AUSGANGSTEXT:
- - - - -

Um 8 Uhr sollen wir uns am Platz einfinden, an einem Samstag. Aber wie ich, so sind die Freunde, die diesen Kurs mit mir belegen, ebenfalls Journalisten. Menschen, die für Tageszeitungen schreiben, Menschen, die es einfach nicht gewöhnt sind, zu nachtschlafender Zeit aufzustehen. Alle haben sich heute aus dem Bett gequält, niemand ist bislang richtig wach, die Stimmung hält sich in Grenzen. Wortkarg warten wir auf Nick, den Pro, unseren Kursleiter.
Nick ist – willkommen im Klischee – Brite und soll uns bei den ersten richtigen Schritten zum guten Golfspiel begleiten. Wie britisch Nick ist, das lernen wir sofort, als er an diesem Morgen erstmals zu uns stößt. Er kommt nämlich in Begleitung einer Tasse, darin dampfender heißer und tiefschwarzer Tee. „Ohne den geht es nicht, schon gar nicht um diese Uhrzeit“, grinst er uns nach einem fröhlichen „Guten Morgen“ an und nimmt einen Schluck.
Der erste Tag ist anschließend geprägt von Regularien, Grundlagen und so manchem Witz, mit dem Nick mit typisch dunklem englischen Humor die Stunden aufzulockern sucht. Und auch hierbei ist er Profi, er hat schnell Erfolg, die Gruppe taut und wacht auf.
Zunächst werden die Bags inspiziert: Manche haben bereits eine komplette Ausrüstung, andere sind mit Halbsätzen oder auch nur einzelnen Schlägern unterwegs. Nick ist zufrieden: „Damit kann man zumindest anfangen“, so sein Kommentar. „Dann schlagt mal ein paar Bälle“, wünscht er sich.
Wir stehen auf der Driving Range und sind mit „Freikarten“ für den Ballautomaten ausgestattet, dass bedeutet: wir können üben, üben, üben, ohne dass wir den Automaten immer wieder mit teuren Token füttern müssen.
Also schlagen wir und Nick beobachtet. Nach ein paar Minuten ruft er alle zusammen und gibt erste Resummees, die von „sieht schon gut aus“ bis zu „da müssen wir von Grund auf neu anfangen“ reichen.

- - - - -

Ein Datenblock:
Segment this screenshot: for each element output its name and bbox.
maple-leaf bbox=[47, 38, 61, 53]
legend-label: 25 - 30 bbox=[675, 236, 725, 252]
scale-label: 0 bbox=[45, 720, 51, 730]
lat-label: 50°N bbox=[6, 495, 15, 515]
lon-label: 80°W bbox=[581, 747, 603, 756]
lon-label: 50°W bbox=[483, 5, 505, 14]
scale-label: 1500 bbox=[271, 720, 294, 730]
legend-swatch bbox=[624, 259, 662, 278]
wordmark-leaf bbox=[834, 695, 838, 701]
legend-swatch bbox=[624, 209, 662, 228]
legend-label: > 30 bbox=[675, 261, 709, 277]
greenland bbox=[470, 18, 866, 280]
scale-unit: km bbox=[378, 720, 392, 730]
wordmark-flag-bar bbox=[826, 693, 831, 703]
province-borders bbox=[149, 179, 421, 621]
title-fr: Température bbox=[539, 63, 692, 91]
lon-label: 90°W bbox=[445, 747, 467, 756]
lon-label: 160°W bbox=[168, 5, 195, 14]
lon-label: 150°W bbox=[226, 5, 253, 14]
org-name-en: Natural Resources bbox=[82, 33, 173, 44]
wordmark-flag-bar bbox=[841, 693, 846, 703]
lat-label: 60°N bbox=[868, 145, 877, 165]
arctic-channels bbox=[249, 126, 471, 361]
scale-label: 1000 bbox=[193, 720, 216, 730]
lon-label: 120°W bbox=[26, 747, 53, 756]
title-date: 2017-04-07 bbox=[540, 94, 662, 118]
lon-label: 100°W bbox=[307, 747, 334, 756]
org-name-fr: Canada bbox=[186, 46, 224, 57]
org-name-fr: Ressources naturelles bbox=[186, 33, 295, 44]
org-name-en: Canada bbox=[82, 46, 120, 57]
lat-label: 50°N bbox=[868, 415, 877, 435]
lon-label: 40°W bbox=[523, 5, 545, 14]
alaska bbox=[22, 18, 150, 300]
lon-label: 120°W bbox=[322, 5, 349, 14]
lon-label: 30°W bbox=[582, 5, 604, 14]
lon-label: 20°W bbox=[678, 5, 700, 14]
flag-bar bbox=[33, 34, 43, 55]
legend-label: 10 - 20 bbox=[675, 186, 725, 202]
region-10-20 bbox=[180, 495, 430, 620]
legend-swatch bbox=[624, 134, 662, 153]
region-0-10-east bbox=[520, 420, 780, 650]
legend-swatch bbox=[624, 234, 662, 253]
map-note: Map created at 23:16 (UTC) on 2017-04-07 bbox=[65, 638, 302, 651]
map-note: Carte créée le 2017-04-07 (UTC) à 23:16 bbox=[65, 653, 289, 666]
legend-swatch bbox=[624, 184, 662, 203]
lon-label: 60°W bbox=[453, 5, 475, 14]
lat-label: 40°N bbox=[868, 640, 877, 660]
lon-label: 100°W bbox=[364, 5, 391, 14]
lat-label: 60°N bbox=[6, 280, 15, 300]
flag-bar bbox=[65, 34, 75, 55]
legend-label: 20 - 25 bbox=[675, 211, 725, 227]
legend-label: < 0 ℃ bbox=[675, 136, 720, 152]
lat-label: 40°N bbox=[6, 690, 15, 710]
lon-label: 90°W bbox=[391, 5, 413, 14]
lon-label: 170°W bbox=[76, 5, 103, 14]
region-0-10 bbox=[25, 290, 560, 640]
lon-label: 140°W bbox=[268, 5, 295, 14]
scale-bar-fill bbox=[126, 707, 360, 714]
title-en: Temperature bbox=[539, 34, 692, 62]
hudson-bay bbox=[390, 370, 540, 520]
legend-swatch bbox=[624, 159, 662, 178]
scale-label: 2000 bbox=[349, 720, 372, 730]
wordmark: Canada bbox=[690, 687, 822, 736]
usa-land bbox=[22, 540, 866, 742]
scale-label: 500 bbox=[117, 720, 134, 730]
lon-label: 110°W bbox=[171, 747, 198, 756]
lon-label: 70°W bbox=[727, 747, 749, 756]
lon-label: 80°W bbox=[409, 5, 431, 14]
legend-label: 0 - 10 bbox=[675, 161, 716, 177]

- - - - -

AUFGABEN UND ÜBUNGEN:
#1 Womit erscheint der Kursleiter Nick laut dem Ausgangstext, als er am Morgen zum ersten Mal zur Gruppe stößt?
#2 Fasse den Ausgangstext bitte in zwei Sätzen zusammen.

LÖSUNGEN:
#1 Mit einer Tasse dampfendem, heißem und tiefschwarzem Tee.

#2 Eine Gruppe von Journalisten trifft sich an einem Samstag um 8 Uhr zu einem Golfkurs beim britischen Kursleiter Nick, der mit einer Tasse Tee erscheint und die müde Gruppe mit Witzen aufweckt. Nachdem die Ausrüstung inspiziert wurde, schlagen alle auf der Driving Range Bälle, und Nick gibt erste Rückmeldungen, die von „sieht schon gut aus“ bis zu „da müssen wir von Grund auf neu anfangen“ reichen.